- _Written problem_
Retype everything in the listing, leaving each line exactly as it is.

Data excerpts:
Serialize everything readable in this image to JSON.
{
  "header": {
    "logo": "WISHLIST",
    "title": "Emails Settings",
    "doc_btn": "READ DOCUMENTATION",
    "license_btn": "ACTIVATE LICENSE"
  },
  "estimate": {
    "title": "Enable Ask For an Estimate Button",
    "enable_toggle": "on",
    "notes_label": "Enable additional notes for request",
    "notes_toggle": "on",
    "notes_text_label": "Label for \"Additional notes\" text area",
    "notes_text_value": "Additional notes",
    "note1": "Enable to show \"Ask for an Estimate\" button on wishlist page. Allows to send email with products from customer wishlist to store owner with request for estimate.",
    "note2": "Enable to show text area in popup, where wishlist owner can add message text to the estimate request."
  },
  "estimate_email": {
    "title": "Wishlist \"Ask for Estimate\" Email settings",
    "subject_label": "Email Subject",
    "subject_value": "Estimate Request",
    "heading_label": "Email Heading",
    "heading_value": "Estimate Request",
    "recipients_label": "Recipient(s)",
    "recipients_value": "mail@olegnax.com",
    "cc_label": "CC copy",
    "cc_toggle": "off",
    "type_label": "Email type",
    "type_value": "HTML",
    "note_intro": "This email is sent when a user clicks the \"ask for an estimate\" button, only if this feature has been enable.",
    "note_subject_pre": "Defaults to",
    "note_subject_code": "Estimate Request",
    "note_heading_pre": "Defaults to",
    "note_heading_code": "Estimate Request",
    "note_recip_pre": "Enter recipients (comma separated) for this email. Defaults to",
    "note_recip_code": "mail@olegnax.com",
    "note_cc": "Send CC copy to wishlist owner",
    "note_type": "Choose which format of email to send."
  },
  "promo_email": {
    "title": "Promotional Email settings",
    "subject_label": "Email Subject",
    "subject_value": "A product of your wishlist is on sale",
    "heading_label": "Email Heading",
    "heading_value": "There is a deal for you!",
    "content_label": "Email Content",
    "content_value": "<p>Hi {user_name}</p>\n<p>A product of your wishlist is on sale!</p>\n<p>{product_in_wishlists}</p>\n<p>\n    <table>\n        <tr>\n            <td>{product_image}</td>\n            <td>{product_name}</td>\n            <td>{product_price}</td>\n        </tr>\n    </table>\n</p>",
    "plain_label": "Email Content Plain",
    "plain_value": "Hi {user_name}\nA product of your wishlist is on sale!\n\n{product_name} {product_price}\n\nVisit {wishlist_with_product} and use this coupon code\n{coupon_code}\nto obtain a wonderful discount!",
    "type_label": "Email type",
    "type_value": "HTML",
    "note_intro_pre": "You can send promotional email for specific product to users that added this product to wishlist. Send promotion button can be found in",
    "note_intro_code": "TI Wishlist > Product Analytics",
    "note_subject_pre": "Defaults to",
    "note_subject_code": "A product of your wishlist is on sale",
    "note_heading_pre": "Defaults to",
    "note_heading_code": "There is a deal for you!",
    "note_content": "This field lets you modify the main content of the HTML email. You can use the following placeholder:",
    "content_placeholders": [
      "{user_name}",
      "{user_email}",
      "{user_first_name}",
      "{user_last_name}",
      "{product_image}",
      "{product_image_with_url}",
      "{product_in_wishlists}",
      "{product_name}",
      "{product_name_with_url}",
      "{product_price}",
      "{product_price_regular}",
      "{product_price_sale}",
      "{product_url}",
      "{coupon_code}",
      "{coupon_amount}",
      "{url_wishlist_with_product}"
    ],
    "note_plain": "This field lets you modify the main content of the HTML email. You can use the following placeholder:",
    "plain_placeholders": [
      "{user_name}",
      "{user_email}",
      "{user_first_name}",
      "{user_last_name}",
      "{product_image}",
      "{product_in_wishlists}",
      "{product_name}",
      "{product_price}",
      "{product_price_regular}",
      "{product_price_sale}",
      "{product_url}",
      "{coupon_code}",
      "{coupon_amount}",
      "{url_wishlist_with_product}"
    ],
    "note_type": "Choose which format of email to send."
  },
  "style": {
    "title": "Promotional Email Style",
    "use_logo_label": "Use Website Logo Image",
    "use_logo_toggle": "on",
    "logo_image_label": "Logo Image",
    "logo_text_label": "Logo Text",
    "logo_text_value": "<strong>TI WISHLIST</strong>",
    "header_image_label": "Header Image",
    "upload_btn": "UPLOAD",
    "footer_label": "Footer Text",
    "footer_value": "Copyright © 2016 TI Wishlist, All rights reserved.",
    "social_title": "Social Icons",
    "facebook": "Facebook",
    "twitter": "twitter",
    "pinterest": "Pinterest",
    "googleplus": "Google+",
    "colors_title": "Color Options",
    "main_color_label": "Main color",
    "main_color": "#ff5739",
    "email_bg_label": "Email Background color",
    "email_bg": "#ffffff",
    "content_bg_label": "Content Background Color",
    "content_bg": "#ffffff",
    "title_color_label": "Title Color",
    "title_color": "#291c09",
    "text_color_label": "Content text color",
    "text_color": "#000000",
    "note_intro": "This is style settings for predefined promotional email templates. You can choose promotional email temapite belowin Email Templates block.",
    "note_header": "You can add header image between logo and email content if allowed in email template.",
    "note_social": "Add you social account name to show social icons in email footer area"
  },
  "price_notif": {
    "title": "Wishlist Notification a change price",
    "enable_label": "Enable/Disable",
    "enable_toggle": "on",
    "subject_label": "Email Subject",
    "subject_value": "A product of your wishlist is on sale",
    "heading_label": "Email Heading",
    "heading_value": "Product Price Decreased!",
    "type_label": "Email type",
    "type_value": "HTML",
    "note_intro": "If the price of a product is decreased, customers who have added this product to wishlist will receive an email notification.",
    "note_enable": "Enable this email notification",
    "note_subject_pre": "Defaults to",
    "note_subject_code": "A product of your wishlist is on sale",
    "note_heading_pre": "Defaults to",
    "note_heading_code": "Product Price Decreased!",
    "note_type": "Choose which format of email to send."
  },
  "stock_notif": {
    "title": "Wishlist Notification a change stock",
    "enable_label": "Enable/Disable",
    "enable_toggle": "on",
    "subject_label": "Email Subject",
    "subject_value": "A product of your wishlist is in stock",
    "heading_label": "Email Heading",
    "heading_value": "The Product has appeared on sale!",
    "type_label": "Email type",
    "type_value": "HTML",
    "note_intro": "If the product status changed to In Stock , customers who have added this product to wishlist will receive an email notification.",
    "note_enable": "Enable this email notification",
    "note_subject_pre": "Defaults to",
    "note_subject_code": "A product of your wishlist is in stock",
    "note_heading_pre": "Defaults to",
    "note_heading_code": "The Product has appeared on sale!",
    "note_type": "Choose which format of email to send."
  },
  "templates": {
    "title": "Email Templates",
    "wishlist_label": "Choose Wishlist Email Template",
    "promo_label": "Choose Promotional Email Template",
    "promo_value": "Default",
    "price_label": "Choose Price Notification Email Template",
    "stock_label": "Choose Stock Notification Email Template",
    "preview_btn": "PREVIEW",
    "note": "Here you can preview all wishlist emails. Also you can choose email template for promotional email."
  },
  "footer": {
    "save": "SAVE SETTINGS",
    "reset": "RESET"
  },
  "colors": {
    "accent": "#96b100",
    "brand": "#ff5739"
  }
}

- _Complete answer_
Serialize everything readable in this image to JSON.
{
  "header": {
    "logo": "WISHLIST",
    "title": "Emails Settings",
    "doc_btn": "READ DOCUMENTATION",
    "license_btn": "ACTIVATE LICENSE"
  },
  "estimate": {
    "title": "Enable Ask For an Estimate Button",
    "enable_toggle": "on",
    "notes_label": "Enable additional notes for request",
    "notes_toggle": "on",
    "notes_text_label": "Label for \"Additional notes\" text area",
    "notes_text_value": "Additional notes",
    "note1": "Enable to show \"Ask for an Estimate\" button on wishlist page. Allows to send email with products from customer wishlist to store owner with request for estimate.",
    "note2": "Enable to show text area in popup, where wishlist owner can add message text to the estimate request."
  },
  "estimate_email": {
    "title": "Wishlist \"Ask for Estimate\" Email settings",
    "subject_label": "Email Subject",
    "subject_value": "Estimate Request",
    "heading_label": "Email Heading",
    "heading_value": "Estimate Request",
    "recipients_label": "Recipient(s)",
    "recipients_value": "mail@olegnax.com",
    "cc_label": "CC copy",
    "cc_toggle": "off",
    "type_label": "Email type",
    "type_value": "HTML",
    "note_intro": "This email is sent when a user clicks the \"ask for an estimate\" button, only if this feature has been enable.",
    "note_subject_pre": "Defaults to",
    "note_subject_code": "Estimate Request",
    "note_heading_pre": "Defaults to",
    "note_heading_code": "Estimate Request",
    "note_recip_pre": "Enter recipients (comma separated) for this email. Defaults to",
    "note_recip_code": "mail@olegnax.com",
    "note_cc": "Send CC copy to wishlist owner",
    "note_type": "Choose which format of email to send."
  },
  "promo_email": {
    "title": "Promotional Email settings",
    "subject_label": "Email Subject",
    "subject_value": "A product of your wishlist is on sale",
    "heading_label": "Email Heading",
    "heading_value": "There is a deal for you!",
    "content_label": "Email Content",
    "content_value": "<p>Hi {user_name}</p>\n<p>A product of your wishlist is on sale!</p>\n<p>{product_in_wishlists}</p>\n<p>\n    <table>\n        <tr>\n            <td>{product_image}</td>\n            <td>{product_name}</td>\n            <td>{product_price}</td>\n        </tr>\n    </table>\n</p>",
    "plain_label": "Email Content Plain",
    "plain_value": "Hi {user_name}\nA product of your wishlist is on sale!\n\n{product_name} {product_price}\n\nVisit {wishlist_with_product} and use this coupon code\n{coupon_code}\nto obtain a wonderful discount!",
    "type_label": "Email type",
    "type_value": "HTML",
    "note_intro_pre": "You can send promotional email for specific product to users that added this product to wishlist. Send promotion button can be found in",
    "note_intro_code": "TI Wishlist > Product Analytics",
    "note_subject_pre": "Defaults to",
    "note_subject_code": "A product of your wishlist is on sale",
    "note_heading_pre": "Defaults to",
    "note_heading_code": "There is a deal for you!",
    "note_content": "This field lets you modify the main content of the HTML email. You can use the following placeholder:",
    "content_placeholders": [
      "{user_name}",
      "{user_email}",
      "{user_first_name}",
      "{user_last_name}",
      "{product_image}",
      "{product_image_with_url}",
      "{product_in_wishlists}",
      "{product_name}",
      "{product_name_with_url}",
      "{product_price}",
      "{product_price_regular}",
      "{product_price_sale}",
      "{product_url}",
      "{coupon_code}",
      "{coupon_amount}",
      "{url_wishlist_with_product}"
    ],
    "note_plain": "This field lets you modify the main content of the HTML email. You can use the following placeholder:",
    "plain_placeholders": [
      "{user_name}",
      "{user_email}",
      "{user_first_name}",
      "{user_last_name}",
      "{product_image}",
      "{product_in_wishlists}",
      "{product_name}",
      "{product_price}",
      "{product_price_regular}",
      "{product_price_sale}",
      "{product_url}",
      "{coupon_code}",
      "{coupon_amount}",
      "{url_wishlist_with_product}"
    ],
    "note_type": "Choose which format of email to send."
  },
  "style": {
    "title": "Promotional Email Style",
    "use_logo_label": "Use Website Logo Image",
    "use_logo_toggle": "on",
    "logo_image_label": "Logo Image",
    "logo_text_label": "Logo Text",
    "logo_text_value": "<strong>TI WISHLIST</strong>",
    "header_image_label": "Header Image",
    "upload_btn": "UPLOAD",
    "footer_label": "Footer Text",
    "footer_value": "Copyright © 2016 TI Wishlist, All rights reserved.",
    "social_title": "Social Icons",
    "facebook": "Facebook",
    "twitter": "twitter",
    "pinterest": "Pinterest",
    "googleplus": "Google+",
    "colors_title": "Color Options",
    "main_color_label": "Main color",
    "main_color": "#ff5739",
    "email_bg_label": "Email Background color",
    "email_bg": "#ffffff",
    "content_bg_label": "Content Background Color",
    "content_bg": "#ffffff",
    "title_color_label": "Title Color",
    "title_color": "#291c09",
    "text_color_label": "Content text color",
    "text_color": "#000000",
    "note_intro": "This is style settings for predefined promotional email templates. You can choose promotional email temapite belowin Email Templates block.",
    "note_header": "You can add header image between logo and email content if allowed in email template.",
    "note_social": "Add you social account name to show social icons in email footer area"
  },
  "price_notif": {
    "title": "Wishlist Notification a change price",
    "enable_label": "Enable/Disable",
    "enable_toggle": "on",
    "subject_label": "Email Subject",
    "subject_value": "A product of your wishlist is on sale",
    "heading_label": "Email Heading",
    "heading_value": "Product Price Decreased!",
    "type_label": "Email type",
    "type_value": "HTML",
    "note_intro": "If the price of a product is decreased, customers who have added this product to wishlist will receive an email notification.",
    "note_enable": "Enable this email notification",
    "note_subject_pre": "Defaults to",
    "note_subject_code": "A product of your wishlist is on sale",
    "note_heading_pre": "Defaults to",
    "note_heading_code": "Product Price Decreased!",
    "note_type": "Choose which format of email to send."
  },
  "stock_notif": {
    "title": "Wishlist Notification a change stock",
    "enable_label": "Enable/Disable",
    "enable_toggle": "on",
    "subject_label": "Email Subject",
    "subject_value": "A product of your wishlist is in stock",
    "heading_label": "Email Heading",
    "heading_value": "The Product has appeared on sale!",
    "type_label": "Email type",
    "type_value": "HTML",
    "note_intro": "If the product status changed to In Stock , customers who have added this product to wishlist will receive an email notification.",
    "note_enable": "Enable this email notification",
    "note_subject_pre": "Defaults to",
    "note_subject_code": "A product of your wishlist is in stock",
    "note_heading_pre": "Defaults to",
    "note_heading_code": "The Product has appeared on sale!",
    "note_type": "Choose which format of email to send."
  },
  "templates": {
    "title": "Email Templates",
    "wishlist_label": "Choose Wishlist Email Template",
    "promo_label": "Choose Promotional Email Template",
    "promo_value": "Default",
    "price_label": "Choose Price Notification Email Template",
    "stock_label": "Choose Stock Notification Email Template",
    "preview_btn": "PREVIEW",
    "note": "Here you can preview all wishlist emails. Also you can choose email template for promotional email."
  },
  "footer": {
    "save": "SAVE SETTINGS",
    "reset": "RESET"
  },
  "colors": {
    "accent": "#96b100",
    "brand": "#ff5739"
  }
}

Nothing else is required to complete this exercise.